"""
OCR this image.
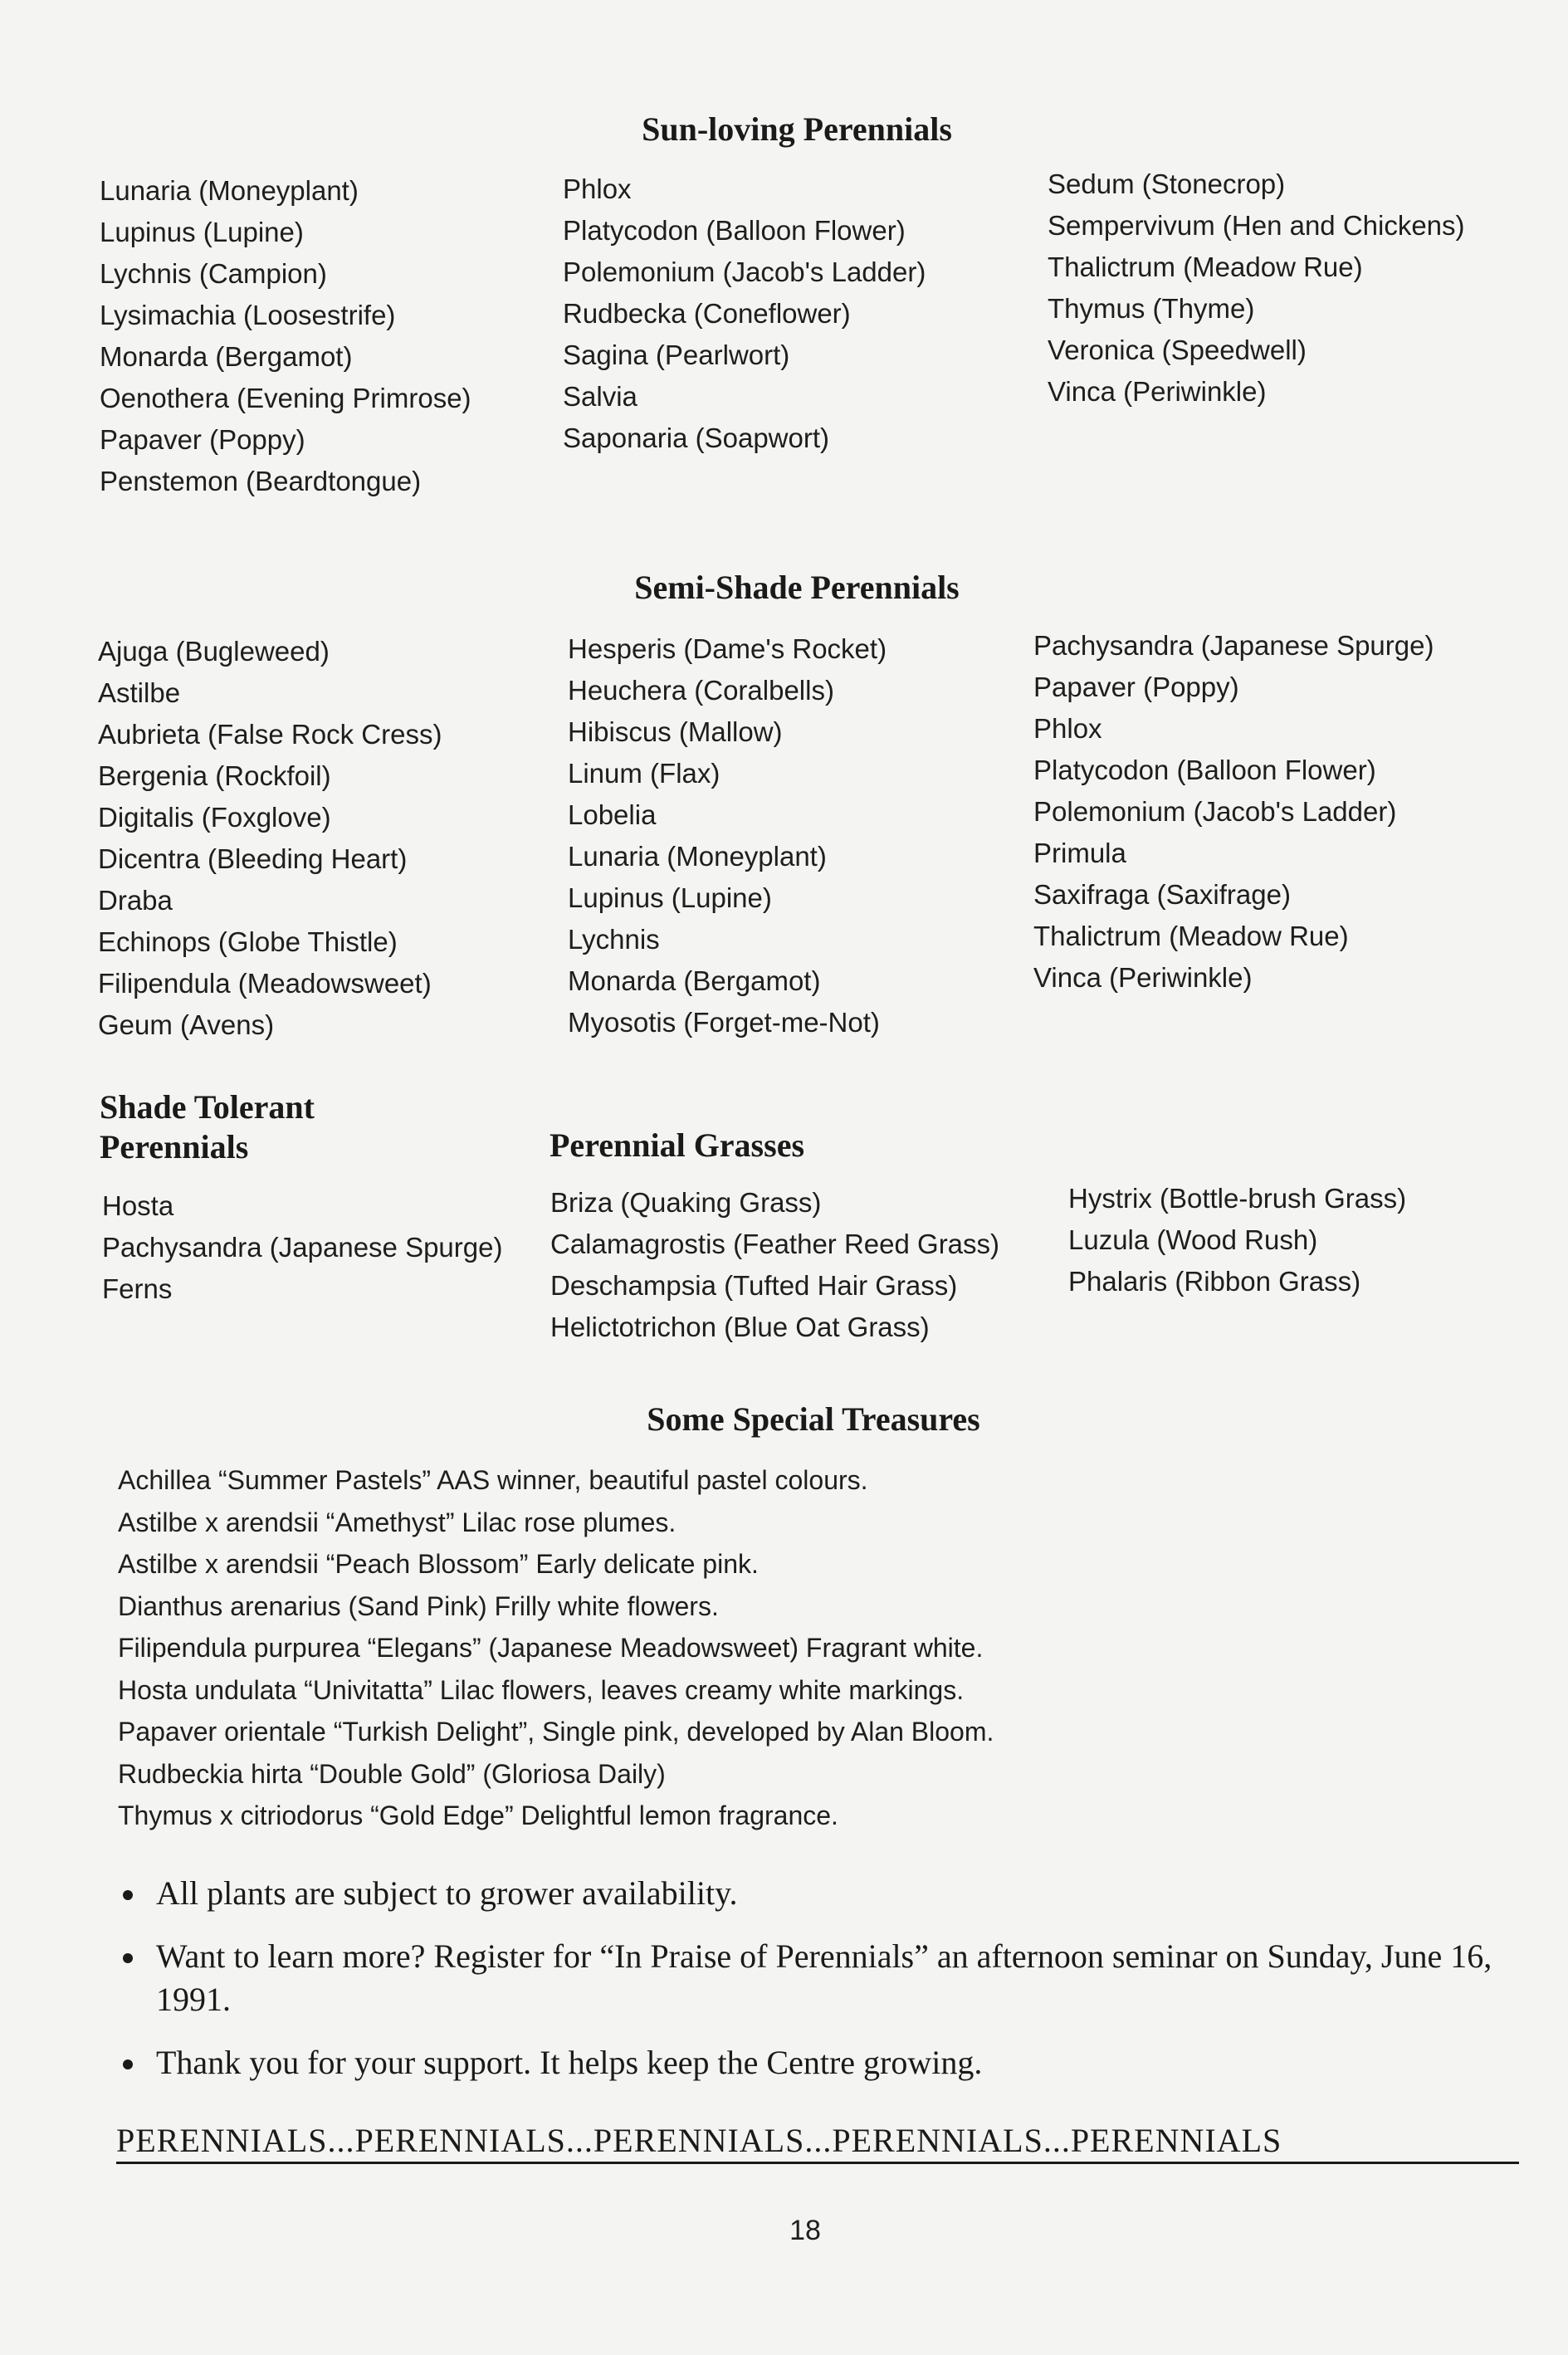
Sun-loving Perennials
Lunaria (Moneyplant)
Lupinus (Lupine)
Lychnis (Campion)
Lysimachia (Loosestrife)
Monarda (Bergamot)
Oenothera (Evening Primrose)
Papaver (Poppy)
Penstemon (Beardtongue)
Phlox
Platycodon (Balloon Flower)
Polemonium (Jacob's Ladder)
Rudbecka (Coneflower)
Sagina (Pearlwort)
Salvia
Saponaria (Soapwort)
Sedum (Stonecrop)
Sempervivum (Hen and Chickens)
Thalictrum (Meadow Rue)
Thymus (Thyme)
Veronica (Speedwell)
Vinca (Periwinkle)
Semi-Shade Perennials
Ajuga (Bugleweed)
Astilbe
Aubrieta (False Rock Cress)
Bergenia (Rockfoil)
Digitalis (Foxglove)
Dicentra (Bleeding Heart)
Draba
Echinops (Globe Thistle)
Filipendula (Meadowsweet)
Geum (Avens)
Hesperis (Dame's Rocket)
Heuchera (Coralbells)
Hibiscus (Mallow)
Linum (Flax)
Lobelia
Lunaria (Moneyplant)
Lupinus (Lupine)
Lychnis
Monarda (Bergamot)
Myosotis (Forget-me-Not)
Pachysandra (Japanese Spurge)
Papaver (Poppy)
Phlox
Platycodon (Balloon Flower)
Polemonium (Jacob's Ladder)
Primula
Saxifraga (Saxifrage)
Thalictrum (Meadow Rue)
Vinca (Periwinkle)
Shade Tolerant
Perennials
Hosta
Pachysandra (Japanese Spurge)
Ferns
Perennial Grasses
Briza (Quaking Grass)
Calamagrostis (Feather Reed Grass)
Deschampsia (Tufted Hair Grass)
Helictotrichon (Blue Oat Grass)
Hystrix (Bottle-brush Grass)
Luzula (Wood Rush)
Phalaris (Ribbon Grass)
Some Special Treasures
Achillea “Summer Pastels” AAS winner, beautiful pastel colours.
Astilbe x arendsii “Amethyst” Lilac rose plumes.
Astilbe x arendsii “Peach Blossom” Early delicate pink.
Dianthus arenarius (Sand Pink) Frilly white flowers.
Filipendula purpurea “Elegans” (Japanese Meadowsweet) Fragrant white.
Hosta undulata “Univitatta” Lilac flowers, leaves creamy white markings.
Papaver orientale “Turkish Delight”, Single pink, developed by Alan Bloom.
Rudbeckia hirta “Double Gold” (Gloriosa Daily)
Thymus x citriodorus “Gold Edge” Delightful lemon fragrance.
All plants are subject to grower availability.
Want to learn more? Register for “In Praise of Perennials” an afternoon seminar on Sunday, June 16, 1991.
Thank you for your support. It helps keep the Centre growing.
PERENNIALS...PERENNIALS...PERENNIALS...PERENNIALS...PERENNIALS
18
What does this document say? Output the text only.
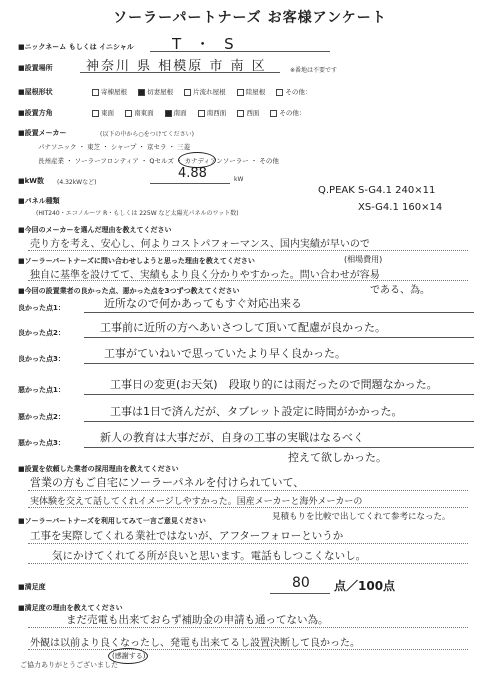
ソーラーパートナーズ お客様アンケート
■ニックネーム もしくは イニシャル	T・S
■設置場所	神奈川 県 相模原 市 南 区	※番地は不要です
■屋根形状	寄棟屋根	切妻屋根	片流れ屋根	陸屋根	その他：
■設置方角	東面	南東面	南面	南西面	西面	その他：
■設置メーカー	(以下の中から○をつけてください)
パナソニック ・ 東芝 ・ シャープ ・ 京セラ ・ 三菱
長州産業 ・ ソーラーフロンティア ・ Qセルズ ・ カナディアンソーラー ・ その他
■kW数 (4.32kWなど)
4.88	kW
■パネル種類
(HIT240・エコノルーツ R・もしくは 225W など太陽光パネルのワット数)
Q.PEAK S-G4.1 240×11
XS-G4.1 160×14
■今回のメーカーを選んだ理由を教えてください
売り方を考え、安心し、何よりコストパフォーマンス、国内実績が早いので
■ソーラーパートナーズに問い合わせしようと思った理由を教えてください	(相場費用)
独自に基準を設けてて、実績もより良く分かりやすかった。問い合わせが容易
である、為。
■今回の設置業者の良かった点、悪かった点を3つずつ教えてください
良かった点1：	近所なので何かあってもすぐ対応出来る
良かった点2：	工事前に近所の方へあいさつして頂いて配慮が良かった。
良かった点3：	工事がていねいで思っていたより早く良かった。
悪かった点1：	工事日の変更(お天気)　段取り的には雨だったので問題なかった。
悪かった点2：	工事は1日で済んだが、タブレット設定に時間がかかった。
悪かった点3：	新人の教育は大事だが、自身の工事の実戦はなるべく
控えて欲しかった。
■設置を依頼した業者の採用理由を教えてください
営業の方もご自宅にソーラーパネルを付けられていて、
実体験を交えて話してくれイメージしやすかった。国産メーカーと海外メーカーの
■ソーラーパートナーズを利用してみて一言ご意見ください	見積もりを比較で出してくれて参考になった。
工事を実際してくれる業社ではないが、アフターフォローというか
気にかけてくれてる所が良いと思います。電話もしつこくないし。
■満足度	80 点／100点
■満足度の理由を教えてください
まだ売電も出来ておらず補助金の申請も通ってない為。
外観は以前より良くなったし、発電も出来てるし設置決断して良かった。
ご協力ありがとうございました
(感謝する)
"""
- **STATED TASK**
The lines to collect are those holding the string "Filipendula"; copy them all.

- **WRITTEN REPLY**
Filipendula (Meadowsweet)
Filipendula purpurea “Elegans” (Japanese Meadowsweet) Fragrant white.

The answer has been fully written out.